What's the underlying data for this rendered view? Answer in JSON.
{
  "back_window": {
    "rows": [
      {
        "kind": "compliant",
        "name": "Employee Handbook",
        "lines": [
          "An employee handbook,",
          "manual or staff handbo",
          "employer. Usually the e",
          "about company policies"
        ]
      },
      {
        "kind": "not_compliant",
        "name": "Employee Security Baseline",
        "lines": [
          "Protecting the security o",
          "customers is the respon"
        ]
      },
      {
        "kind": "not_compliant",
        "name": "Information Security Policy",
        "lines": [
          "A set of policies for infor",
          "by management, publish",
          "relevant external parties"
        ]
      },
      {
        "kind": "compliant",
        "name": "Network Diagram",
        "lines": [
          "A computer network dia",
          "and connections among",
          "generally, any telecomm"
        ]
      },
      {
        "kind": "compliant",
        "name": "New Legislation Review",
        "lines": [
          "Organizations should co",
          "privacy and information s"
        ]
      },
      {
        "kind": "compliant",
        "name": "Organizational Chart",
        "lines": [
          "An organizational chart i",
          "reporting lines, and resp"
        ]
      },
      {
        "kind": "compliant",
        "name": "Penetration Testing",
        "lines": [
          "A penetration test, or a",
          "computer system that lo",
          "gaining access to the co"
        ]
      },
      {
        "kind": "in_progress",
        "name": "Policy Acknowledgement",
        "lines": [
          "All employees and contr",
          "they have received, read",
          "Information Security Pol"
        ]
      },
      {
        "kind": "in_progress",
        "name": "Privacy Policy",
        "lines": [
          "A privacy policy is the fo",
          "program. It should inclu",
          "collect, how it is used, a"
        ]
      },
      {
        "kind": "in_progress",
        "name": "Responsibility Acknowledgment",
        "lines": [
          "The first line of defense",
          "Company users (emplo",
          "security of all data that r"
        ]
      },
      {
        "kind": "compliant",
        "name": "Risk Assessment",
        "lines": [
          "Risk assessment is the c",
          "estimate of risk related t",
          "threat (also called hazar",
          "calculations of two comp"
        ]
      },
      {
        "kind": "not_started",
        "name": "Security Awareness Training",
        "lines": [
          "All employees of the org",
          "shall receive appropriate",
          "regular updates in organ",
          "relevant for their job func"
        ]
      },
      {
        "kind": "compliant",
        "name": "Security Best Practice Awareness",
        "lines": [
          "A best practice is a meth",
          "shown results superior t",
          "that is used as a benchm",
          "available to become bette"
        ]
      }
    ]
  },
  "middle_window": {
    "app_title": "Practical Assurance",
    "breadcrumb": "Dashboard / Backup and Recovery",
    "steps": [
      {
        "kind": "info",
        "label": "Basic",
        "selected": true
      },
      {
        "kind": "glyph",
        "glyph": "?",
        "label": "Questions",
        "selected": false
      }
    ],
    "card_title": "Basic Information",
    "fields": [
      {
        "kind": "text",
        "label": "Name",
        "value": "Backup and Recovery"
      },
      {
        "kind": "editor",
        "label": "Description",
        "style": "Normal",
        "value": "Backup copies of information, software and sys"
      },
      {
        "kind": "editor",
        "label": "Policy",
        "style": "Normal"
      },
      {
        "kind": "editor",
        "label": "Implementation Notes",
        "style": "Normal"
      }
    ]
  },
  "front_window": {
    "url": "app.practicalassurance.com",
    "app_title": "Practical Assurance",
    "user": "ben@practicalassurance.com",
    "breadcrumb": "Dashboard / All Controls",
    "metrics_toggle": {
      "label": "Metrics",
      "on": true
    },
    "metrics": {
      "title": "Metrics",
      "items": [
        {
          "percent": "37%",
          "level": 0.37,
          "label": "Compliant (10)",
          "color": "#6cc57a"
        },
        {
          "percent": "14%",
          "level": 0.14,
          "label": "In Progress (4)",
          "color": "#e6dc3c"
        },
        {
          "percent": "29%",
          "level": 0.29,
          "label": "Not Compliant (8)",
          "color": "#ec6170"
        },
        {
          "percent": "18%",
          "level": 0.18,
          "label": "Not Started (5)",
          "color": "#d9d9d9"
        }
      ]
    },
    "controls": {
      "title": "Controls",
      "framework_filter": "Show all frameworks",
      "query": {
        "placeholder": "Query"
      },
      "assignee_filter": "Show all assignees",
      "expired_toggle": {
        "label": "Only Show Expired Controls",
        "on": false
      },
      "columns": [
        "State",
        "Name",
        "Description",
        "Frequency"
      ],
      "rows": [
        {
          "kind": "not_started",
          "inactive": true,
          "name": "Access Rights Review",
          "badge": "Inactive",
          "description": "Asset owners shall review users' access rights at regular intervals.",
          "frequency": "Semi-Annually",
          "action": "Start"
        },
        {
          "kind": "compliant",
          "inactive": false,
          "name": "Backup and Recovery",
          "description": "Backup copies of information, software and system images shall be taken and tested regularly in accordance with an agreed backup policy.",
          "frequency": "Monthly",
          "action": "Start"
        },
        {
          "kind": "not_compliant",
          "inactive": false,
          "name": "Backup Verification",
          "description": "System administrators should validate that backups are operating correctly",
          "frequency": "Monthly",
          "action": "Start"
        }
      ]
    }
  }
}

********

- AIM
Give an exact copy of all the data shown above.

- FINISHED ANSWER
What's the underlying data for this rendered view? Answer in JSON.
{
  "back_window": {
    "rows": [
      {
        "kind": "compliant",
        "name": "Employee Handbook",
        "lines": [
          "An employee handbook,",
          "manual or staff handbo",
          "employer. Usually the e",
          "about company policies"
        ]
      },
      {
        "kind": "not_compliant",
        "name": "Employee Security Baseline",
        "lines": [
          "Protecting the security o",
          "customers is the respon"
        ]
      },
      {
        "kind": "not_compliant",
        "name": "Information Security Policy",
        "lines": [
          "A set of policies for infor",
          "by management, publish",
          "relevant external parties"
        ]
      },
      {
        "kind": "compliant",
        "name": "Network Diagram",
        "lines": [
          "A computer network dia",
          "and connections among",
          "generally, any telecomm"
        ]
      },
      {
        "kind": "compliant",
        "name": "New Legislation Review",
        "lines": [
          "Organizations should co",
          "privacy and information s"
        ]
      },
      {
        "kind": "compliant",
        "name": "Organizational Chart",
        "lines": [
          "An organizational chart i",
          "reporting lines, and resp"
        ]
      },
      {
        "kind": "compliant",
        "name": "Penetration Testing",
        "lines": [
          "A penetration test, or a",
          "computer system that lo",
          "gaining access to the co"
        ]
      },
      {
        "kind": "in_progress",
        "name": "Policy Acknowledgement",
        "lines": [
          "All employees and contr",
          "they have received, read",
          "Information Security Pol"
        ]
      },
      {
        "kind": "in_progress",
        "name": "Privacy Policy",
        "lines": [
          "A privacy policy is the fo",
          "program. It should inclu",
          "collect, how it is used, a"
        ]
      },
      {
        "kind": "in_progress",
        "name": "Responsibility Acknowledgment",
        "lines": [
          "The first line of defense",
          "Company users (emplo",
          "security of all data that r"
        ]
      },
      {
        "kind": "compliant",
        "name": "Risk Assessment",
        "lines": [
          "Risk assessment is the c",
          "estimate of risk related t",
          "threat (also called hazar",
          "calculations of two comp"
        ]
      },
      {
        "kind": "not_started",
        "name": "Security Awareness Training",
        "lines": [
          "All employees of the org",
          "shall receive appropriate",
          "regular updates in organ",
          "relevant for their job func"
        ]
      },
      {
        "kind": "compliant",
        "name": "Security Best Practice Awareness",
        "lines": [
          "A best practice is a meth",
          "shown results superior t",
          "that is used as a benchm",
          "available to become bette"
        ]
      }
    ]
  },
  "middle_window": {
    "app_title": "Practical Assurance",
    "breadcrumb": "Dashboard / Backup and Recovery",
    "steps": [
      {
        "kind": "info",
        "label": "Basic",
        "selected": true
      },
      {
        "kind": "glyph",
        "glyph": "?",
        "label": "Questions",
        "selected": false
      }
    ],
    "card_title": "Basic Information",
    "fields": [
      {
        "kind": "text",
        "label": "Name",
        "value": "Backup and Recovery"
      },
      {
        "kind": "editor",
        "label": "Description",
        "style": "Normal",
        "value": "Backup copies of information, software and sys"
      },
      {
        "kind": "editor",
        "label": "Policy",
        "style": "Normal"
      },
      {
        "kind": "editor",
        "label": "Implementation Notes",
        "style": "Normal"
      }
    ]
  },
  "front_window": {
    "url": "app.practicalassurance.com",
    "app_title": "Practical Assurance",
    "user": "ben@practicalassurance.com",
    "breadcrumb": "Dashboard / All Controls",
    "metrics_toggle": {
      "label": "Metrics",
      "on": true
    },
    "metrics": {
      "title": "Metrics",
      "items": [
        {
          "percent": "37%",
          "level": 0.37,
          "label": "Compliant (10)",
          "color": "#6cc57a"
        },
        {
          "percent": "14%",
          "level": 0.14,
          "label": "In Progress (4)",
          "color": "#e6dc3c"
        },
        {
          "percent": "29%",
          "level": 0.29,
          "label": "Not Compliant (8)",
          "color": "#ec6170"
        },
        {
          "percent": "18%",
          "level": 0.18,
          "label": "Not Started (5)",
          "color": "#d9d9d9"
        }
      ]
    },
    "controls": {
      "title": "Controls",
      "framework_filter": "Show all frameworks",
      "query": {
        "placeholder": "Query"
      },
      "assignee_filter": "Show all assignees",
      "expired_toggle": {
        "label": "Only Show Expired Controls",
        "on": false
      },
      "columns": [
        "State",
        "Name",
        "Description",
        "Frequency"
      ],
      "rows": [
        {
          "kind": "not_started",
          "inactive": true,
          "name": "Access Rights Review",
          "badge": "Inactive",
          "description": "Asset owners shall review users' access rights at regular intervals.",
          "frequency": "Semi-Annually",
          "action": "Start"
        },
        {
          "kind": "compliant",
          "inactive": false,
          "name": "Backup and Recovery",
          "description": "Backup copies of information, software and system images shall be taken and tested regularly in accordance with an agreed backup policy.",
          "frequency": "Monthly",
          "action": "Start"
        },
        {
          "kind": "not_compliant",
          "inactive": false,
          "name": "Backup Verification",
          "description": "System administrators should validate that backups are operating correctly",
          "frequency": "Monthly",
          "action": "Start"
        }
      ]
    }
  }
}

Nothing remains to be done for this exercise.